■ **Excerpted data**
>> Begin

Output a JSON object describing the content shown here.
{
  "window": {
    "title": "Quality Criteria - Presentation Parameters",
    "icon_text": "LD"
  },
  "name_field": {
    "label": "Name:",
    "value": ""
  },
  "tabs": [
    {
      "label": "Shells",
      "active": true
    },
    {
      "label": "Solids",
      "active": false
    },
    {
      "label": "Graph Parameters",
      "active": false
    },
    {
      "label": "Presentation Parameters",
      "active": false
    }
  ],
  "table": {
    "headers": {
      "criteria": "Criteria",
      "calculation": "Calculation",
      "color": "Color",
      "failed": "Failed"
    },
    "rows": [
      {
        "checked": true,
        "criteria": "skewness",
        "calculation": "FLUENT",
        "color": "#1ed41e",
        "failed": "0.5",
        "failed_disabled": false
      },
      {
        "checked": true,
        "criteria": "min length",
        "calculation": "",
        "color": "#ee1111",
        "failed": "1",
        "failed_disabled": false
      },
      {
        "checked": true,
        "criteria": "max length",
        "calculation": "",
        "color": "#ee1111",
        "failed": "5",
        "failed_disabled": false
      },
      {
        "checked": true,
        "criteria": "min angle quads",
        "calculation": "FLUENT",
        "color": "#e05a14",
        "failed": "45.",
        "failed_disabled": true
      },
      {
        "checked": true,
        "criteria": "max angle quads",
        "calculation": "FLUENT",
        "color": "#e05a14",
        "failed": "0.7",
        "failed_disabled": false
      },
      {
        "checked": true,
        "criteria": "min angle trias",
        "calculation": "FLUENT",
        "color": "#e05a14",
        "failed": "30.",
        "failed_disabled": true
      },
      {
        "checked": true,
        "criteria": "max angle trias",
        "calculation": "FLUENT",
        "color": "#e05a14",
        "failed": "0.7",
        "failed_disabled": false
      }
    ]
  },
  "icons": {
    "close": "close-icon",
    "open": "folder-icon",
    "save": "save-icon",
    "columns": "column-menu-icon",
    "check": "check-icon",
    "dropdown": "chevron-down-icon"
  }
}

>> End

■ **The request**
Your task is to return the full listing exactly as it was given.

■ **Solution below**
Output a JSON object describing the content shown here.
{
  "window": {
    "title": "Quality Criteria - Presentation Parameters",
    "icon_text": "LD"
  },
  "name_field": {
    "label": "Name:",
    "value": ""
  },
  "tabs": [
    {
      "label": "Shells",
      "active": true
    },
    {
      "label": "Solids",
      "active": false
    },
    {
      "label": "Graph Parameters",
      "active": false
    },
    {
      "label": "Presentation Parameters",
      "active": false
    }
  ],
  "table": {
    "headers": {
      "criteria": "Criteria",
      "calculation": "Calculation",
      "color": "Color",
      "failed": "Failed"
    },
    "rows": [
      {
        "checked": true,
        "criteria": "skewness",
        "calculation": "FLUENT",
        "color": "#1ed41e",
        "failed": "0.5",
        "failed_disabled": false
      },
      {
        "checked": true,
        "criteria": "min length",
        "calculation": "",
        "color": "#ee1111",
        "failed": "1",
        "failed_disabled": false
      },
      {
        "checked": true,
        "criteria": "max length",
        "calculation": "",
        "color": "#ee1111",
        "failed": "5",
        "failed_disabled": false
      },
      {
        "checked": true,
        "criteria": "min angle quads",
        "calculation": "FLUENT",
        "color": "#e05a14",
        "failed": "45.",
        "failed_disabled": true
      },
      {
        "checked": true,
        "criteria": "max angle quads",
        "calculation": "FLUENT",
        "color": "#e05a14",
        "failed": "0.7",
        "failed_disabled": false
      },
      {
        "checked": true,
        "criteria": "min angle trias",
        "calculation": "FLUENT",
        "color": "#e05a14",
        "failed": "30.",
        "failed_disabled": true
      },
      {
        "checked": true,
        "criteria": "max angle trias",
        "calculation": "FLUENT",
        "color": "#e05a14",
        "failed": "0.7",
        "failed_disabled": false
      }
    ]
  },
  "icons": {
    "close": "close-icon",
    "open": "folder-icon",
    "save": "save-icon",
    "columns": "column-menu-icon",
    "check": "check-icon",
    "dropdown": "chevron-down-icon"
  }
}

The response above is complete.